(Data entries)
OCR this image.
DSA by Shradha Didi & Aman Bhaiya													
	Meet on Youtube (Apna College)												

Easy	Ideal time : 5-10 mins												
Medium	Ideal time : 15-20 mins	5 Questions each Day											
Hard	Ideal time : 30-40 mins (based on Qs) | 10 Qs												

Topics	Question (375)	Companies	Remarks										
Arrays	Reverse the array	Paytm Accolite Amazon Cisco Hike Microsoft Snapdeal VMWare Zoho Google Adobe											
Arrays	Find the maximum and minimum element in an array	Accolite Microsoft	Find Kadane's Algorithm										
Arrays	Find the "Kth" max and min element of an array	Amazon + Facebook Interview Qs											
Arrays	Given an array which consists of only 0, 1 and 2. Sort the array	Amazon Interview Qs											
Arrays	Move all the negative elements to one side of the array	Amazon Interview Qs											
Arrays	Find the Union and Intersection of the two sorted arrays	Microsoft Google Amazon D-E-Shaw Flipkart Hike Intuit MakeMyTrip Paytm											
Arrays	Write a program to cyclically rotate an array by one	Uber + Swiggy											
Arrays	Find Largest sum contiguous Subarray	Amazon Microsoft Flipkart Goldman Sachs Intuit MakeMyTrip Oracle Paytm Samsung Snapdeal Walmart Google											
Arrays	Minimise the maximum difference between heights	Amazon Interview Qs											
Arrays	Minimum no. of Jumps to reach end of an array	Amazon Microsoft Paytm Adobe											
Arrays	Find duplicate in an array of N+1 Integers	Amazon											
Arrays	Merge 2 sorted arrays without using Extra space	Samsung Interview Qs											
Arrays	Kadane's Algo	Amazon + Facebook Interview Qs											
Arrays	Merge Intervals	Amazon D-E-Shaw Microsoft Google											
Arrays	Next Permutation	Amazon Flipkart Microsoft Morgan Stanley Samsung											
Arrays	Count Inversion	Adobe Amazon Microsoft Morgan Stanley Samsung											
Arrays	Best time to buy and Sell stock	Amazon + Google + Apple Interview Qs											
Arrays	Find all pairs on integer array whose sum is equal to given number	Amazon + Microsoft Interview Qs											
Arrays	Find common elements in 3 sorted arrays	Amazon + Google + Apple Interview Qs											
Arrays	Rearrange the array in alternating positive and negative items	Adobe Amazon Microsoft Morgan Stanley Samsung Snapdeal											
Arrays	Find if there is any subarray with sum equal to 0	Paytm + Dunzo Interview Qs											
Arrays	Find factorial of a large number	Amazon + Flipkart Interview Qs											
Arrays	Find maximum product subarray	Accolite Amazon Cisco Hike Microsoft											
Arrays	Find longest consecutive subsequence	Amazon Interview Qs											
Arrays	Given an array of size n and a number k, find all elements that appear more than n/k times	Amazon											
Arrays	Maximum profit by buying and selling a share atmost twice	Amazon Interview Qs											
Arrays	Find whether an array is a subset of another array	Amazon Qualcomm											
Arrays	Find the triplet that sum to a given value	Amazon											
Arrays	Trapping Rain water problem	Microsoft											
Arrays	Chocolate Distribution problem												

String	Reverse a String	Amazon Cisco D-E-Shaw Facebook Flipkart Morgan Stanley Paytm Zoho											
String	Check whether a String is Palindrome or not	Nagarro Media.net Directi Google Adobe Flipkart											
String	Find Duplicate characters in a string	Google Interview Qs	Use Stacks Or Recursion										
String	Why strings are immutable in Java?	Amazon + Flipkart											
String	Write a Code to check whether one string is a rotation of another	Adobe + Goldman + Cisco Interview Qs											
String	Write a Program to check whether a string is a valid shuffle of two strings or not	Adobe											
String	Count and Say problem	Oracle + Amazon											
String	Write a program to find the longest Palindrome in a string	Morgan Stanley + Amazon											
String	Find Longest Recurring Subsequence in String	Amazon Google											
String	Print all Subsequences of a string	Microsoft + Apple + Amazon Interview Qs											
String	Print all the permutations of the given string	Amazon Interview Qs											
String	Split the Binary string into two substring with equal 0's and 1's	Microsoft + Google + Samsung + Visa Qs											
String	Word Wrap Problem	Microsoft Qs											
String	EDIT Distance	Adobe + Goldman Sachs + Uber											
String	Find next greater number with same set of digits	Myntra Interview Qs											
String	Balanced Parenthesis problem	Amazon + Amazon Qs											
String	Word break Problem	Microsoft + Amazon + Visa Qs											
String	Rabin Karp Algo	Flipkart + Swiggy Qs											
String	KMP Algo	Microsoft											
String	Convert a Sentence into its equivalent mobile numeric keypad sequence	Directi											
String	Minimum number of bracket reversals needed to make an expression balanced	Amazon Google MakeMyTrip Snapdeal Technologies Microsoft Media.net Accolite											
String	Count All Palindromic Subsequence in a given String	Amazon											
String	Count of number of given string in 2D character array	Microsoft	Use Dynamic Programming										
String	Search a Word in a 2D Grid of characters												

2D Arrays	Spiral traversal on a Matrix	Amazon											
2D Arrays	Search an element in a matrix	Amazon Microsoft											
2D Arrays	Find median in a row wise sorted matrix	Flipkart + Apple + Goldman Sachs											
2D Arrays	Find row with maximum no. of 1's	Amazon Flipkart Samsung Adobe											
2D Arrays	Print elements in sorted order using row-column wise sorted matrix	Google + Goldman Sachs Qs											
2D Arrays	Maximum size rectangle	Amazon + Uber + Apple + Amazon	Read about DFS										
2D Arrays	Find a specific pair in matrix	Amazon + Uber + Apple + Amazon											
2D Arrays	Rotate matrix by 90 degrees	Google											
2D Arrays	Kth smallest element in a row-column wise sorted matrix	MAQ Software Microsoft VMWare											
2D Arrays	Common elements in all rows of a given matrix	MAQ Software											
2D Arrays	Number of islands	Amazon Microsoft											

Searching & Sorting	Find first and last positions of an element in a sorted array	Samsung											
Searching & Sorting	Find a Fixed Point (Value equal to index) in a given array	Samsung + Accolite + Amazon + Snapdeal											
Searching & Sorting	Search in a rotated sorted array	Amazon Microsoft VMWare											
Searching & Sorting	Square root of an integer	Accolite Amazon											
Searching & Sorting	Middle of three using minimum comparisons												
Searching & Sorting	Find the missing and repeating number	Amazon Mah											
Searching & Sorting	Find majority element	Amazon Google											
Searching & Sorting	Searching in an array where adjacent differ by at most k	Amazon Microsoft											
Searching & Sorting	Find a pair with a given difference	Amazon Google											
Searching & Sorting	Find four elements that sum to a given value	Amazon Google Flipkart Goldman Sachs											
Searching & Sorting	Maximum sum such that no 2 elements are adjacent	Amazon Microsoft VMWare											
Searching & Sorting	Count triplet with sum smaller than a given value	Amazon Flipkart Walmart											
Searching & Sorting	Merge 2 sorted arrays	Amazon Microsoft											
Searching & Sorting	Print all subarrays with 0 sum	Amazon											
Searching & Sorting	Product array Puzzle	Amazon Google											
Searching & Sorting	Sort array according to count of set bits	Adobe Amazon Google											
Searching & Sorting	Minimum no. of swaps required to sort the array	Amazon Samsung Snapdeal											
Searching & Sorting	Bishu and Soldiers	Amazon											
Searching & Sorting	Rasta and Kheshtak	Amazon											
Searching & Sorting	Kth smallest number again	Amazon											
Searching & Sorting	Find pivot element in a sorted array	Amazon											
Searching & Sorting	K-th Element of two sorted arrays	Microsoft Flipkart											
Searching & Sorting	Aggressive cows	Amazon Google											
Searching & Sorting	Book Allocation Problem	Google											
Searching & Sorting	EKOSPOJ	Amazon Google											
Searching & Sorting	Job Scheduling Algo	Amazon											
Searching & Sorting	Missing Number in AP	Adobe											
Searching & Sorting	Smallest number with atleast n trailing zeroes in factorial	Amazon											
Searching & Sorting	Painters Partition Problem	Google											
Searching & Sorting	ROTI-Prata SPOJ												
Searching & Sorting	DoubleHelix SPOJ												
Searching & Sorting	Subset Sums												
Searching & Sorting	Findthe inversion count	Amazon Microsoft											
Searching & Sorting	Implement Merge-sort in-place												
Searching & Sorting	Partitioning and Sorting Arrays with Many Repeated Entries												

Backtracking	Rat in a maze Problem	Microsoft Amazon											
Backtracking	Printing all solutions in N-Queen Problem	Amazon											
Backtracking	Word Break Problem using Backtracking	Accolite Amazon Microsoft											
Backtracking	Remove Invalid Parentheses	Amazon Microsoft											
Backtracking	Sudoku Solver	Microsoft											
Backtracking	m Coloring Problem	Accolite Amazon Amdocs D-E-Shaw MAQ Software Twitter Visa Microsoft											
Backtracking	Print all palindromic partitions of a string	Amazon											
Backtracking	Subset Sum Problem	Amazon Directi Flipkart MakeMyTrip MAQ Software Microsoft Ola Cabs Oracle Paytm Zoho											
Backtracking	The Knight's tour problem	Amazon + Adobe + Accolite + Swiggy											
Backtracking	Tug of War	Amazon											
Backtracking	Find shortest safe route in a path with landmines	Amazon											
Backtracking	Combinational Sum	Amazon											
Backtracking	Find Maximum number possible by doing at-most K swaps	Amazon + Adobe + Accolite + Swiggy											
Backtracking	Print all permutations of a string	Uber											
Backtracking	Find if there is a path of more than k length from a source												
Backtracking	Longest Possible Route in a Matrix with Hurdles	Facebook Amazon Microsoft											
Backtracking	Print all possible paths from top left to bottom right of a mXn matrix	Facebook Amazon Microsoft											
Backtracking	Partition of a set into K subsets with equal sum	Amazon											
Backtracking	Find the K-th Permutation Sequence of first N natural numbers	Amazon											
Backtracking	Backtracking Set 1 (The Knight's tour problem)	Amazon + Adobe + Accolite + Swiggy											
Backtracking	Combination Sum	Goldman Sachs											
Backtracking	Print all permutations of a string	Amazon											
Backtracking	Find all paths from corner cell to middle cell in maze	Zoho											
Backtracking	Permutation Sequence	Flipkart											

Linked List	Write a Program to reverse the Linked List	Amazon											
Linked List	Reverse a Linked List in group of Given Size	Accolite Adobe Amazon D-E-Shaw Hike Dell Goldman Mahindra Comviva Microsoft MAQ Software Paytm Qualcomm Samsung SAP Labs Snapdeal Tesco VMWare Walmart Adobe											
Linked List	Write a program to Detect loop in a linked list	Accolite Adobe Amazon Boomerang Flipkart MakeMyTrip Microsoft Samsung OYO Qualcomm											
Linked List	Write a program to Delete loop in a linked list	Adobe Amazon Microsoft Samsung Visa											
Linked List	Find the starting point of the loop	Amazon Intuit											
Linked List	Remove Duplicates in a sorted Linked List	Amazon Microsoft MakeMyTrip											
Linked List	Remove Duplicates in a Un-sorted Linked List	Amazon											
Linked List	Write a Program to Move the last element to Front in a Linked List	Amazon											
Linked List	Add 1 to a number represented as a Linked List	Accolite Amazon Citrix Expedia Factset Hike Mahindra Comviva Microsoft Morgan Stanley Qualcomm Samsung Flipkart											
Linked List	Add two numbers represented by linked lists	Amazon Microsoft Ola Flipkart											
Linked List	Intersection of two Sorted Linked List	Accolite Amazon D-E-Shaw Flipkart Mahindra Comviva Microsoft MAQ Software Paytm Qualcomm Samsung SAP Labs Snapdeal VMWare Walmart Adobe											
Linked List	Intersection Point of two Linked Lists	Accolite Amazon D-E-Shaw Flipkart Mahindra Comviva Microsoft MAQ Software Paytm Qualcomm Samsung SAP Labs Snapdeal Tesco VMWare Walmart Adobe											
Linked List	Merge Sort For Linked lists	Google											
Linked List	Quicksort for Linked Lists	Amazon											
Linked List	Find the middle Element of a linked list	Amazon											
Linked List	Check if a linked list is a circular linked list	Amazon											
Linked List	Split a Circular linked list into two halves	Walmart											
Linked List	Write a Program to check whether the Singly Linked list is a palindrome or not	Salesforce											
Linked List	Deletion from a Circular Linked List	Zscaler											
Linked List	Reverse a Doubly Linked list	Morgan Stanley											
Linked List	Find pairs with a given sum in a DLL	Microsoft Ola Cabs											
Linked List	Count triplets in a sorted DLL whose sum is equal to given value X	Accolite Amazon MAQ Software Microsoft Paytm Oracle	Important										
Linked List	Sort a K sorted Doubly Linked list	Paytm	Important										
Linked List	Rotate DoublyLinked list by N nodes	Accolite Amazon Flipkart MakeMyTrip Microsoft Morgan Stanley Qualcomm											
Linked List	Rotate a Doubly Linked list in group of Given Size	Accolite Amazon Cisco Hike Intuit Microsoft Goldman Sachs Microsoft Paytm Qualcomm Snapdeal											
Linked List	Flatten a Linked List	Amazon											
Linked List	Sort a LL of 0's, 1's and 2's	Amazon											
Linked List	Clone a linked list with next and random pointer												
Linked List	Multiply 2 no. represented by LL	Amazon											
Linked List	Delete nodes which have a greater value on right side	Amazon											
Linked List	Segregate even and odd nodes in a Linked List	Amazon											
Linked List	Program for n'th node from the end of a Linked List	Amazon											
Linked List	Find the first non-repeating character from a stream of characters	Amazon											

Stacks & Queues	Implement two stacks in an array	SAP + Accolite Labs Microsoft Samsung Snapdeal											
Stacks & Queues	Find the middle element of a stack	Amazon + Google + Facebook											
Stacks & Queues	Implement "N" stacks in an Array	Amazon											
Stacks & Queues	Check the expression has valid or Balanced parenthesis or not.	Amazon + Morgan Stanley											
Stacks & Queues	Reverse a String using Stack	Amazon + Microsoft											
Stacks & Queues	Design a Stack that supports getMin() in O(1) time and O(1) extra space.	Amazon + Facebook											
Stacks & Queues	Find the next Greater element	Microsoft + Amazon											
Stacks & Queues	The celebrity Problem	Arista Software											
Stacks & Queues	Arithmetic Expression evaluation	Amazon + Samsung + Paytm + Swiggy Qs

Your objective:
Take every line containing the word "into" and copy it.

Answer to this exercise:
String	Split the Binary string into two substring with equal 0's and 1's	Microsoft + Google + Samsung + Visa Qs											
String	Convert a Sentence into its equivalent mobile numeric keypad sequence	Directi											
Backtracking	Partition of a set into K subsets with equal sum	Amazon											
Linked List	Split a Circular linked list into two halves	Walmart											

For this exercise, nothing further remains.